Provided material:
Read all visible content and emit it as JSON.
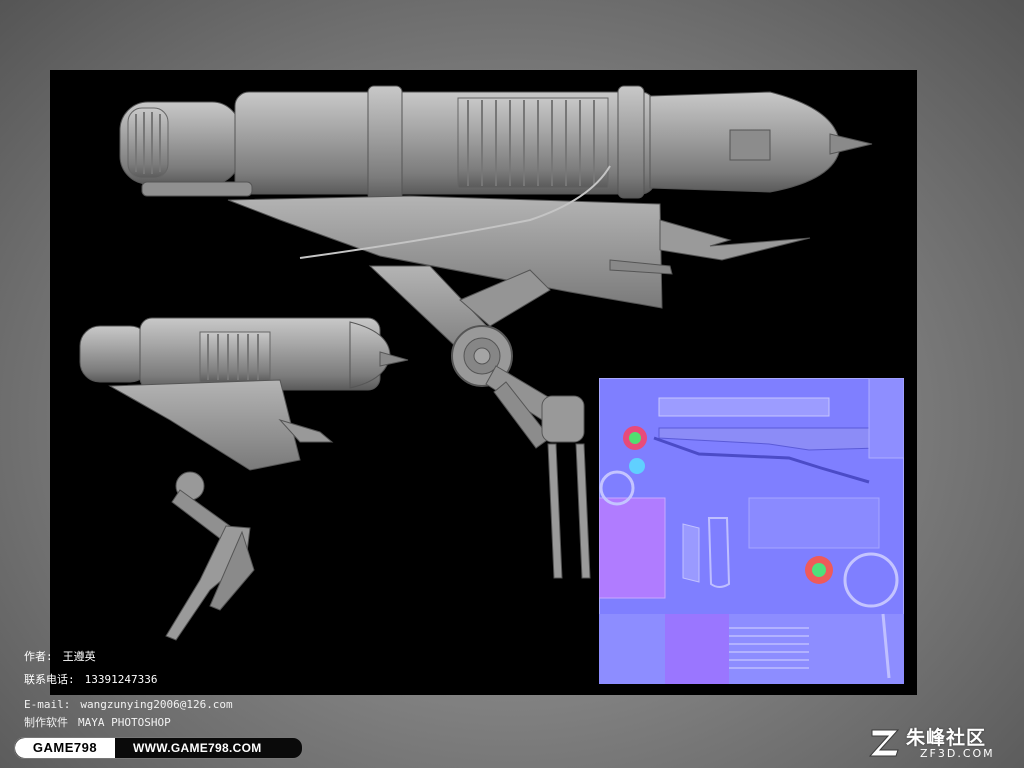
{
  "credits": {
    "author_label": "作者:",
    "author_value": "王遵英",
    "phone_label": "联系电话:",
    "phone_value": "13391247336",
    "email_label": "E-mail:",
    "email_value": "wangzunying2006@126.com",
    "software_label": "制作软件",
    "software_value": "MAYA PHOTOSHOP"
  },
  "brand_bar": {
    "name": "GAME798",
    "url": "WWW.GAME798.COM"
  },
  "watermark": {
    "name": "朱峰社区",
    "domain": "ZF3D.COM"
  },
  "colors": {
    "render_background": "#000000",
    "model_gray": "#9a9a9a",
    "normal_map_base": "#7f7fff"
  },
  "icons": {
    "weapon_model": "grey-3d-gun-render",
    "normal_map": "purple-normal-map-texture",
    "watermark_mark": "stylized-z-logo"
  }
}
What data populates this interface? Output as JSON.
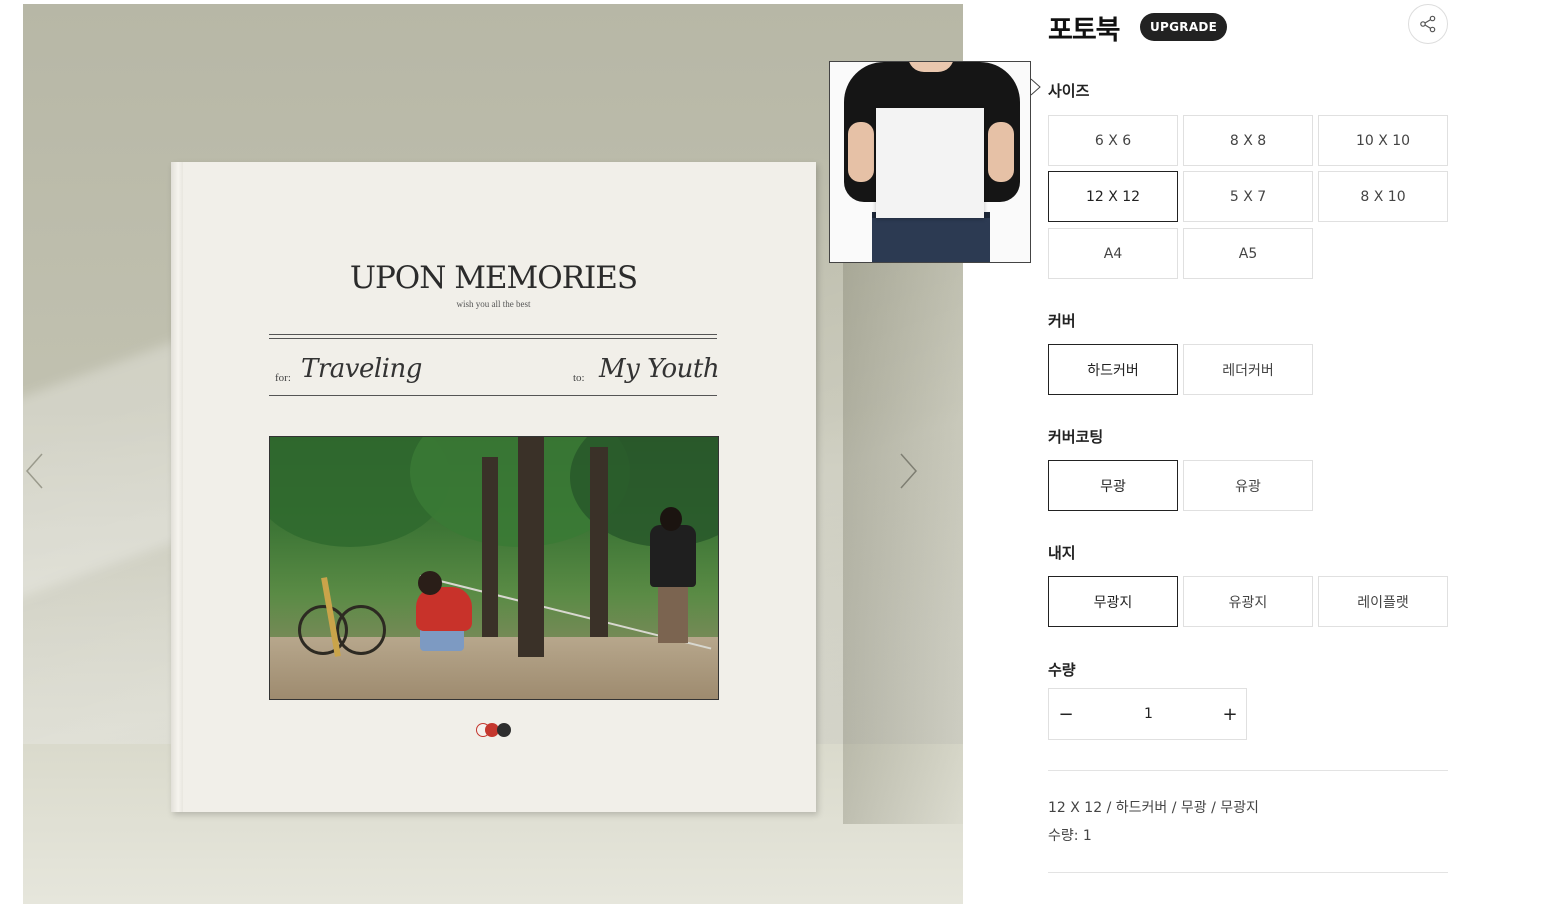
{
  "product": {
    "title": "포토북",
    "badge": "UPGRADE",
    "share_icon": "share-icon"
  },
  "book_cover": {
    "title": "UPON MEMORIES",
    "subtitle": "wish you all the best",
    "for_label": "for:",
    "for_value": "Traveling",
    "to_label": "to:",
    "to_value": "My Youth",
    "swatches": [
      "#f4f1ee",
      "#c4372e",
      "#2e2e2e"
    ]
  },
  "gallery": {
    "prev_icon": "chevron-left-icon",
    "next_icon": "chevron-right-icon"
  },
  "options": {
    "size": {
      "label": "사이즈",
      "items": [
        "6 X 6",
        "8 X 8",
        "10 X 10",
        "12 X 12",
        "5 X 7",
        "8 X 10",
        "A4",
        "A5"
      ],
      "selected": "12 X 12"
    },
    "cover": {
      "label": "커버",
      "items": [
        "하드커버",
        "레더커버"
      ],
      "selected": "하드커버"
    },
    "coating": {
      "label": "커버코팅",
      "items": [
        "무광",
        "유광"
      ],
      "selected": "무광"
    },
    "inner": {
      "label": "내지",
      "items": [
        "무광지",
        "유광지",
        "레이플랫"
      ],
      "selected": "무광지"
    },
    "quantity": {
      "label": "수량",
      "minus": "−",
      "value": "1",
      "plus": "+"
    }
  },
  "summary": {
    "options_text": "12 X 12 / 하드커버 / 무광 / 무광지",
    "quantity_text": "수량: 1"
  },
  "colors": {
    "selected_border": "#222222",
    "default_border": "#e0e0e0",
    "badge_bg": "#222222"
  }
}
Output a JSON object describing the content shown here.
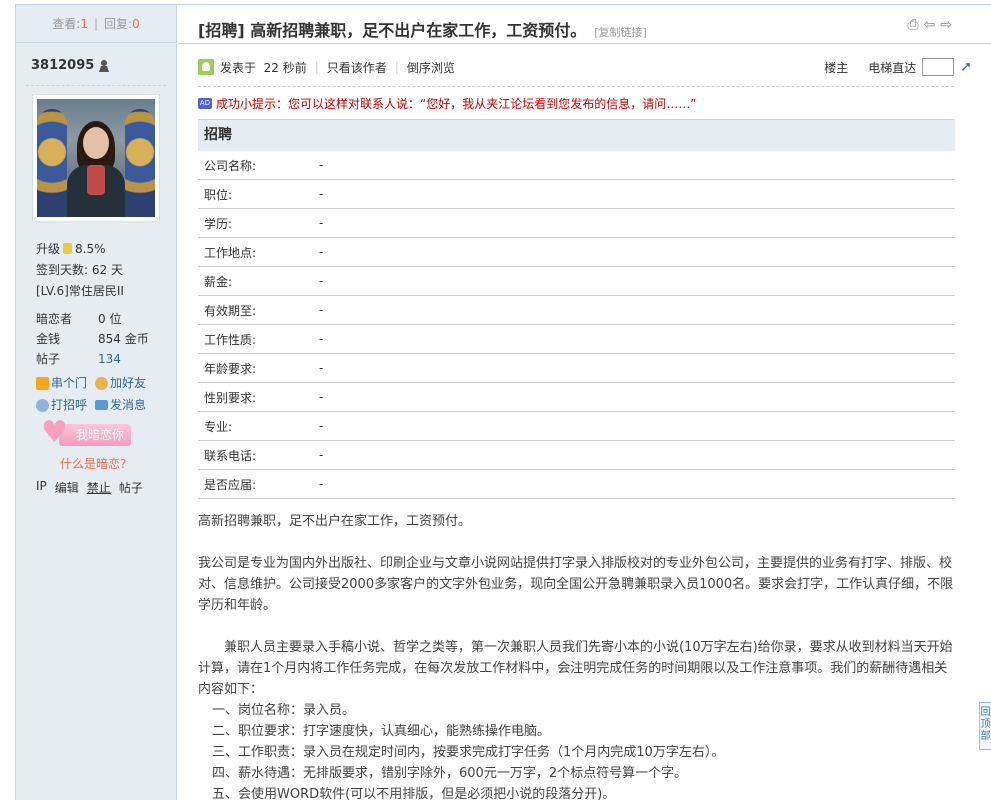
{
  "sidebar": {
    "views_label": "查看:",
    "views_value": "1",
    "replies_label": "回复:",
    "replies_value": "0",
    "username": "3812095",
    "level_label": "升级",
    "level_percent": "8.5%",
    "checkin": "签到天数: 62 天",
    "rank": "[LV.6]常住居民II",
    "stats": [
      {
        "key": "暗恋者",
        "value": "0 位"
      },
      {
        "key": "金钱",
        "value": "854 金币"
      },
      {
        "key": "帖子",
        "value": "134"
      }
    ],
    "actions": {
      "visit": "串个门",
      "add_friend": "加好友",
      "greet": "打招呼",
      "message": "发消息"
    },
    "love_button": "我暗恋你",
    "what_is_love": "什么是暗恋?",
    "ip": "IP",
    "edit": "编辑",
    "ban": "禁止",
    "posts": "帖子"
  },
  "post": {
    "title": "[招聘] 高新招聘兼职，足不出户在家工作，工资预付。",
    "copy_link": "[复制链接]",
    "posted": "发表于",
    "posted_time": "22 秒前",
    "only_author": "只看该作者",
    "reverse": "倒序浏览",
    "floor": "楼主",
    "elevator": "电梯直达",
    "tip": "成功小提示：您可以这样对联系人说：“您好，我从夹江论坛看到您发布的信息，请问……”",
    "ad_badge": "AD"
  },
  "job_table": {
    "heading": "招聘",
    "rows": [
      {
        "label": "公司名称:",
        "value": "-"
      },
      {
        "label": "职位:",
        "value": "-"
      },
      {
        "label": "学历:",
        "value": "-"
      },
      {
        "label": "工作地点:",
        "value": "-"
      },
      {
        "label": "薪金:",
        "value": "-"
      },
      {
        "label": "有效期至:",
        "value": "-"
      },
      {
        "label": "工作性质:",
        "value": "-"
      },
      {
        "label": "年龄要求:",
        "value": "-"
      },
      {
        "label": "性别要求:",
        "value": "-"
      },
      {
        "label": "专业:",
        "value": "-"
      },
      {
        "label": "联系电话:",
        "value": "-"
      },
      {
        "label": "是否应届:",
        "value": "-"
      }
    ]
  },
  "content": {
    "p1": "高新招聘兼职，足不出户在家工作，工资预付。",
    "p2": "我公司是专业为国内外出版社、印刷企业与文章小说网站提供打字录入排版校对的专业外包公司，主要提供的业务有打字、排版、校对、信息维护。公司接受2000多家客户的文字外包业务，现向全国公开急聘兼职录入员1000名。要求会打字，工作认真仔细，不限学历和年龄。",
    "p3": "兼职人员主要录入手稿小说、哲学之类等，第一次兼职人员我们先寄小本的小说(10万字左右)给你录，要求从收到材料当天开始计算，请在1个月内将工作任务完成，在每次发放工作材料中，会注明完成任务的时间期限以及工作注意事项。我们的薪酬待遇相关内容如下：",
    "list": [
      "一、岗位名称：录入员。",
      "二、职位要求：打字速度快，认真细心，能熟练操作电脑。",
      "三、工作职责：录入员在规定时间内，按要求完成打字任务（1个月内完成10万字左右）。",
      "四、薪水待遇：无排版要求，错别字除外，600元一万字，2个标点符号算一个字。",
      "五、会使用WORD软件(可以不用排版，但是必须把小说的段落分开)。"
    ]
  },
  "back_to_top": "回顶部"
}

Required work:
In your copy of the listing above, reproduce each line exactly and omit all pictures.

Reply:
Read all visible content and emit it as JSON.
{
  "credits": {
    "author_label": "作者:",
    "author_value": "王遵英",
    "phone_label": "联系电话:",
    "phone_value": "13391247336",
    "email_label": "E-mail:",
    "email_value": "wangzunying2006@126.com",
    "software_label": "制作软件",
    "software_value": "MAYA PHOTOSHOP"
  },
  "brand_bar": {
    "name": "GAME798",
    "url": "WWW.GAME798.COM"
  },
  "watermark": {
    "name": "朱峰社区",
    "domain": "ZF3D.COM"
  },
  "colors": {
    "render_background": "#000000",
    "model_gray": "#9a9a9a",
    "normal_map_base": "#7f7fff"
  },
  "icons": {
    "weapon_model": "grey-3d-gun-render",
    "normal_map": "purple-normal-map-texture",
    "watermark_mark": "stylized-z-logo"
  }
}
What data populates this interface? Output as JSON.
{
  "product": {
    "title": "포토북",
    "badge": "UPGRADE",
    "share_icon": "share-icon"
  },
  "book_cover": {
    "title": "UPON MEMORIES",
    "subtitle": "wish you all the best",
    "for_label": "for:",
    "for_value": "Traveling",
    "to_label": "to:",
    "to_value": "My Youth",
    "swatches": [
      "#f4f1ee",
      "#c4372e",
      "#2e2e2e"
    ]
  },
  "gallery": {
    "prev_icon": "chevron-left-icon",
    "next_icon": "chevron-right-icon"
  },
  "options": {
    "size": {
      "label": "사이즈",
      "items": [
        "6 X 6",
        "8 X 8",
        "10 X 10",
        "12 X 12",
        "5 X 7",
        "8 X 10",
        "A4",
        "A5"
      ],
      "selected": "12 X 12"
    },
    "cover": {
      "label": "커버",
      "items": [
        "하드커버",
        "레더커버"
      ],
      "selected": "하드커버"
    },
    "coating": {
      "label": "커버코팅",
      "items": [
        "무광",
        "유광"
      ],
      "selected": "무광"
    },
    "inner": {
      "label": "내지",
      "items": [
        "무광지",
        "유광지",
        "레이플랫"
      ],
      "selected": "무광지"
    },
    "quantity": {
      "label": "수량",
      "minus": "−",
      "value": "1",
      "plus": "+"
    }
  },
  "summary": {
    "options_text": "12 X 12 / 하드커버 / 무광 / 무광지",
    "quantity_text": "수량: 1"
  },
  "colors": {
    "selected_border": "#222222",
    "default_border": "#e0e0e0",
    "badge_bg": "#222222"
  }
}
Output a JSON object describing the content shown here.
{
  "sidebar": {
    "views_label": "查看:",
    "views_value": "1",
    "replies_label": "回复:",
    "replies_value": "0",
    "username": "3812095",
    "level_label": "升级",
    "level_percent": "8.5%",
    "checkin": "签到天数: 62 天",
    "rank": "[LV.6]常住居民II",
    "stats": [
      {
        "key": "暗恋者",
        "value": "0 位"
      },
      {
        "key": "金钱",
        "value": "854 金币"
      },
      {
        "key": "帖子",
        "value": "134"
      }
    ],
    "actions": {
      "visit": "串个门",
      "add_friend": "加好友",
      "greet": "打招呼",
      "message": "发消息"
    },
    "love_button": "我暗恋你",
    "what_is_love": "什么是暗恋?",
    "ip": "IP",
    "edit": "编辑",
    "ban": "禁止",
    "posts": "帖子"
  },
  "post": {
    "title": "[招聘] 高新招聘兼职，足不出户在家工作，工资预付。",
    "copy_link": "[复制链接]",
    "posted": "发表于",
    "posted_time": "22 秒前",
    "only_author": "只看该作者",
    "reverse": "倒序浏览",
    "floor": "楼主",
    "elevator": "电梯直达",
    "tip": "成功小提示：您可以这样对联系人说：“您好，我从夹江论坛看到您发布的信息，请问……”",
    "ad_badge": "AD"
  },
  "job_table": {
    "heading": "招聘",
    "rows": [
      {
        "label": "公司名称:",
        "value": "-"
      },
      {
        "label": "职位:",
        "value": "-"
      },
      {
        "label": "学历:",
        "value": "-"
      },
      {
        "label": "工作地点:",
        "value": "-"
      },
      {
        "label": "薪金:",
        "value": "-"
      },
      {
        "label": "有效期至:",
        "value": "-"
      },
      {
        "label": "工作性质:",
        "value": "-"
      },
      {
        "label": "年龄要求:",
        "value": "-"
      },
      {
        "label": "性别要求:",
        "value": "-"
      },
      {
        "label": "专业:",
        "value": "-"
      },
      {
        "label": "联系电话:",
        "value": "-"
      },
      {
        "label": "是否应届:",
        "value": "-"
      }
    ]
  },
  "content": {
    "p1": "高新招聘兼职，足不出户在家工作，工资预付。",
    "p2": "我公司是专业为国内外出版社、印刷企业与文章小说网站提供打字录入排版校对的专业外包公司，主要提供的业务有打字、排版、校对、信息维护。公司接受2000多家客户的文字外包业务，现向全国公开急聘兼职录入员1000名。要求会打字，工作认真仔细，不限学历和年龄。",
    "p3": "兼职人员主要录入手稿小说、哲学之类等，第一次兼职人员我们先寄小本的小说(10万字左右)给你录，要求从收到材料当天开始计算，请在1个月内将工作任务完成，在每次发放工作材料中，会注明完成任务的时间期限以及工作注意事项。我们的薪酬待遇相关内容如下：",
    "list": [
      "一、岗位名称：录入员。",
      "二、职位要求：打字速度快，认真细心，能熟练操作电脑。",
      "三、工作职责：录入员在规定时间内，按要求完成打字任务（1个月内完成10万字左右）。",
      "四、薪水待遇：无排版要求，错别字除外，600元一万字，2个标点符号算一个字。",
      "五、会使用WORD软件(可以不用排版，但是必须把小说的段落分开)。"
    ]
  },
  "back_to_top": "回顶部"
}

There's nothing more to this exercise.